» YOUR TASK:
Pull out every line with the word "ΠΕΛΟΠΟΝΗΣΟΥ".

» EXERCISE DATA:
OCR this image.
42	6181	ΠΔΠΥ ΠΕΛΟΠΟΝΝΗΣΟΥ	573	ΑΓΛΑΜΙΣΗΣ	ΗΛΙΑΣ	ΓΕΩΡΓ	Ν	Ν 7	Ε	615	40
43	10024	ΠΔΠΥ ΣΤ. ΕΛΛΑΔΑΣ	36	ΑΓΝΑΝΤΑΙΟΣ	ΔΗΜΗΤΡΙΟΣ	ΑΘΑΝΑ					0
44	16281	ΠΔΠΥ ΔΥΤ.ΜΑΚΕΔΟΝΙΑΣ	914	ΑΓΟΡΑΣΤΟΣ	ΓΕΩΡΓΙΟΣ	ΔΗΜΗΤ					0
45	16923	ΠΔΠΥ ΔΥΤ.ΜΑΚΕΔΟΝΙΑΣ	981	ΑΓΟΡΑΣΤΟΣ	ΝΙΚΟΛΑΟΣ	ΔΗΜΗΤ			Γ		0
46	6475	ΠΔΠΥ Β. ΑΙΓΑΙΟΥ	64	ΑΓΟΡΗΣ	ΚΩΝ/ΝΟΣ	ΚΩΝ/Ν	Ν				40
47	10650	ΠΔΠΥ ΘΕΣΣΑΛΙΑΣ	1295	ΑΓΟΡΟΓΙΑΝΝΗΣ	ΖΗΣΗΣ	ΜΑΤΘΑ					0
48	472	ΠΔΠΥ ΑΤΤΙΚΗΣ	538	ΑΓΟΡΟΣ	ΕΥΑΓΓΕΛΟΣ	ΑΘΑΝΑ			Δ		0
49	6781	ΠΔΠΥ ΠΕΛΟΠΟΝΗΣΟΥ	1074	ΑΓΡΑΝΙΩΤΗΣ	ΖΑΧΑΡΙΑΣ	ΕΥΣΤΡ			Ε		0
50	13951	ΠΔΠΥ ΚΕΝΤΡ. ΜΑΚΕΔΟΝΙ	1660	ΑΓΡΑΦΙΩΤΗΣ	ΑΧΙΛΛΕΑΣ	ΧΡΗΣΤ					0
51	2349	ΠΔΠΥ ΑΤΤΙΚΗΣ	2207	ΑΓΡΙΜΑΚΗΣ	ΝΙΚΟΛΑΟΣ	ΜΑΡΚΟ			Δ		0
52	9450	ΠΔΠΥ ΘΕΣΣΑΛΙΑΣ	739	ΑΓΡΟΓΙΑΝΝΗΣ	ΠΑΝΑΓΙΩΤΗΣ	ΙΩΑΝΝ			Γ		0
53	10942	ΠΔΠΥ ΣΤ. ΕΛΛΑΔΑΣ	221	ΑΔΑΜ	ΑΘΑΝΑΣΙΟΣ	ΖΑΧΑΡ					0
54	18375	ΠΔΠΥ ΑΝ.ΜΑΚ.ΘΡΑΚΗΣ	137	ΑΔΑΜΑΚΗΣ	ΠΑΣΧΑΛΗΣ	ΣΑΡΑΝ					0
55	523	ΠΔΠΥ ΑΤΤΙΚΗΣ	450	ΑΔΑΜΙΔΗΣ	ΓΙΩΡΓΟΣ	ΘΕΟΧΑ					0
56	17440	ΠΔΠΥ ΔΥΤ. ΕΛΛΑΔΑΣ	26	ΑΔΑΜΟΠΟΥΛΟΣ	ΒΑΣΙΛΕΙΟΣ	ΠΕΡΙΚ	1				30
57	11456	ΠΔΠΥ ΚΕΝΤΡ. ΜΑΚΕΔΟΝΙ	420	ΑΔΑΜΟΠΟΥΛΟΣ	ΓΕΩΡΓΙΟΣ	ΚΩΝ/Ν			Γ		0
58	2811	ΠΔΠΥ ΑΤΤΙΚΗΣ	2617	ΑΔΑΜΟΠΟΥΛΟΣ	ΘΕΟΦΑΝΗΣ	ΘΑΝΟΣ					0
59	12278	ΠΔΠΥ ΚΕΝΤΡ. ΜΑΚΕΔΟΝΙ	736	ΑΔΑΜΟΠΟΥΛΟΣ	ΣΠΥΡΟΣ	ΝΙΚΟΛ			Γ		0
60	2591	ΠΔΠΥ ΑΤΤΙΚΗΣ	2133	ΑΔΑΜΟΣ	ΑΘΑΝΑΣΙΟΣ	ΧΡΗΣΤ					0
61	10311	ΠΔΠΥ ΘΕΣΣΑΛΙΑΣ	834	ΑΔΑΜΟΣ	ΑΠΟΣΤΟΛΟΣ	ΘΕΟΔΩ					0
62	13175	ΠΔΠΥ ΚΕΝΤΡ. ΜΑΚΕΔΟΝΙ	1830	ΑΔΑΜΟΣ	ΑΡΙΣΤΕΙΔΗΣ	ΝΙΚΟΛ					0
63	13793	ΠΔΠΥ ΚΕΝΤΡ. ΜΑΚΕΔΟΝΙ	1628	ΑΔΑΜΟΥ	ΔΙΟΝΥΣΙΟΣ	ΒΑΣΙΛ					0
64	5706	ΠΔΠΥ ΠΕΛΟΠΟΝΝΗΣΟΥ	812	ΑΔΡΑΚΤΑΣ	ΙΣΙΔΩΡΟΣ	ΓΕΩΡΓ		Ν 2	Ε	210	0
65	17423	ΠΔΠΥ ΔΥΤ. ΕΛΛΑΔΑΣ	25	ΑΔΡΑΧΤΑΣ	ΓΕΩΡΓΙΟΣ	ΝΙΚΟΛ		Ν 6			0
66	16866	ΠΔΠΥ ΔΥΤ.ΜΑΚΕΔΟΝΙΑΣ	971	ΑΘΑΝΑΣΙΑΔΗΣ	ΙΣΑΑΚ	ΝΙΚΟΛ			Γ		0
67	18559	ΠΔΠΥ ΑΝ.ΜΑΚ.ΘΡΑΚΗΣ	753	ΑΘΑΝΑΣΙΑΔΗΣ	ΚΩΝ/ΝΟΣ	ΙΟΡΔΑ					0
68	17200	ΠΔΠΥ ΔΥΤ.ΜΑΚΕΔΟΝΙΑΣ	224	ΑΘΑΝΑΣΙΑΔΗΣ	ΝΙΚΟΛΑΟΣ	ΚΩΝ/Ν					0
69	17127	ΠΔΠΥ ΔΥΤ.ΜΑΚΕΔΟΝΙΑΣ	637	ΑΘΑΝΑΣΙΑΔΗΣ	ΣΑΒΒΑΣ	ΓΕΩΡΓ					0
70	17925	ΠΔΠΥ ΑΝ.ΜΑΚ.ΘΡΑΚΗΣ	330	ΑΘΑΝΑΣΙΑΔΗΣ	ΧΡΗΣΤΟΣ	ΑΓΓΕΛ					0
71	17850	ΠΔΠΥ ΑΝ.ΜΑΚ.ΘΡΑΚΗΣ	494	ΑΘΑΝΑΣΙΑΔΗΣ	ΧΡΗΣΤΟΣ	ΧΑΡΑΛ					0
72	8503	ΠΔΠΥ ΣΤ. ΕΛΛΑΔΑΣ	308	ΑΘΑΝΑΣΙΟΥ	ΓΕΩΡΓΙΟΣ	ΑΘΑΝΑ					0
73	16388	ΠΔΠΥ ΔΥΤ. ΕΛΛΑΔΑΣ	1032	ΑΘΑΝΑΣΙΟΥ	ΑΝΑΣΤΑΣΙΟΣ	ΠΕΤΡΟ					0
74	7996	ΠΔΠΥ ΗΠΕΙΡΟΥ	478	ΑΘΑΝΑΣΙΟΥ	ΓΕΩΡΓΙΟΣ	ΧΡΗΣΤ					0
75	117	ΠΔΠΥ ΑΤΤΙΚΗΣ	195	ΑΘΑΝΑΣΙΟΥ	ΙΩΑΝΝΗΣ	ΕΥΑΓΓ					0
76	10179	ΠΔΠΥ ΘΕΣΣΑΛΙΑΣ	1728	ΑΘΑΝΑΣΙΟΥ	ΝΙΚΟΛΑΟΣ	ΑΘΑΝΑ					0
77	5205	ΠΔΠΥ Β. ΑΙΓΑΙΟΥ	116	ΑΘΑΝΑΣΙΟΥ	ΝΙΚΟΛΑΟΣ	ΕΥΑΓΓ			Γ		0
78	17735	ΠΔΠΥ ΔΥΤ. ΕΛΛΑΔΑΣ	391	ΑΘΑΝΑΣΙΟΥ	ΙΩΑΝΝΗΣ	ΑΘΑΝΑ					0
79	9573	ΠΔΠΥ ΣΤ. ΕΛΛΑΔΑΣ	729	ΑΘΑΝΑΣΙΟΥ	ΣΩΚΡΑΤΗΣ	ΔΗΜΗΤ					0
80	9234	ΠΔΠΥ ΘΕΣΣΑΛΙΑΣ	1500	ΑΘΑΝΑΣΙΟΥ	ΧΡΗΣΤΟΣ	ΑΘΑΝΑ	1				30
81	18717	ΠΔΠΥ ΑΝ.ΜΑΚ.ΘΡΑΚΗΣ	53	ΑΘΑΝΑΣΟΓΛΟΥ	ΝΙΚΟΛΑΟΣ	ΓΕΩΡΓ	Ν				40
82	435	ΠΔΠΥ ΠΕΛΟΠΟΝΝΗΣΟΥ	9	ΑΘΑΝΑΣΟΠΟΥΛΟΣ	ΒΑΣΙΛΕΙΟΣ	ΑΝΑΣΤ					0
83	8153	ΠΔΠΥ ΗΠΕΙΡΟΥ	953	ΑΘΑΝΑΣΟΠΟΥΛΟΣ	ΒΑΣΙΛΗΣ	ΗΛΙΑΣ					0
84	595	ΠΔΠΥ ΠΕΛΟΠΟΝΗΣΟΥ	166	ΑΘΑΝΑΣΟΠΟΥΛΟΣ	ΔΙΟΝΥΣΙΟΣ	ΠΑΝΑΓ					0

» WORKED ANSWER:
49	6781	ΠΔΠΥ ΠΕΛΟΠΟΝΗΣΟΥ	1074	ΑΓΡΑΝΙΩΤΗΣ	ΖΑΧΑΡΙΑΣ	ΕΥΣΤΡ			Ε		0
84	595	ΠΔΠΥ ΠΕΛΟΠΟΝΗΣΟΥ	166	ΑΘΑΝΑΣΟΠΟΥΛΟΣ	ΔΙΟΝΥΣΙΟΣ	ΠΑΝΑΓ					0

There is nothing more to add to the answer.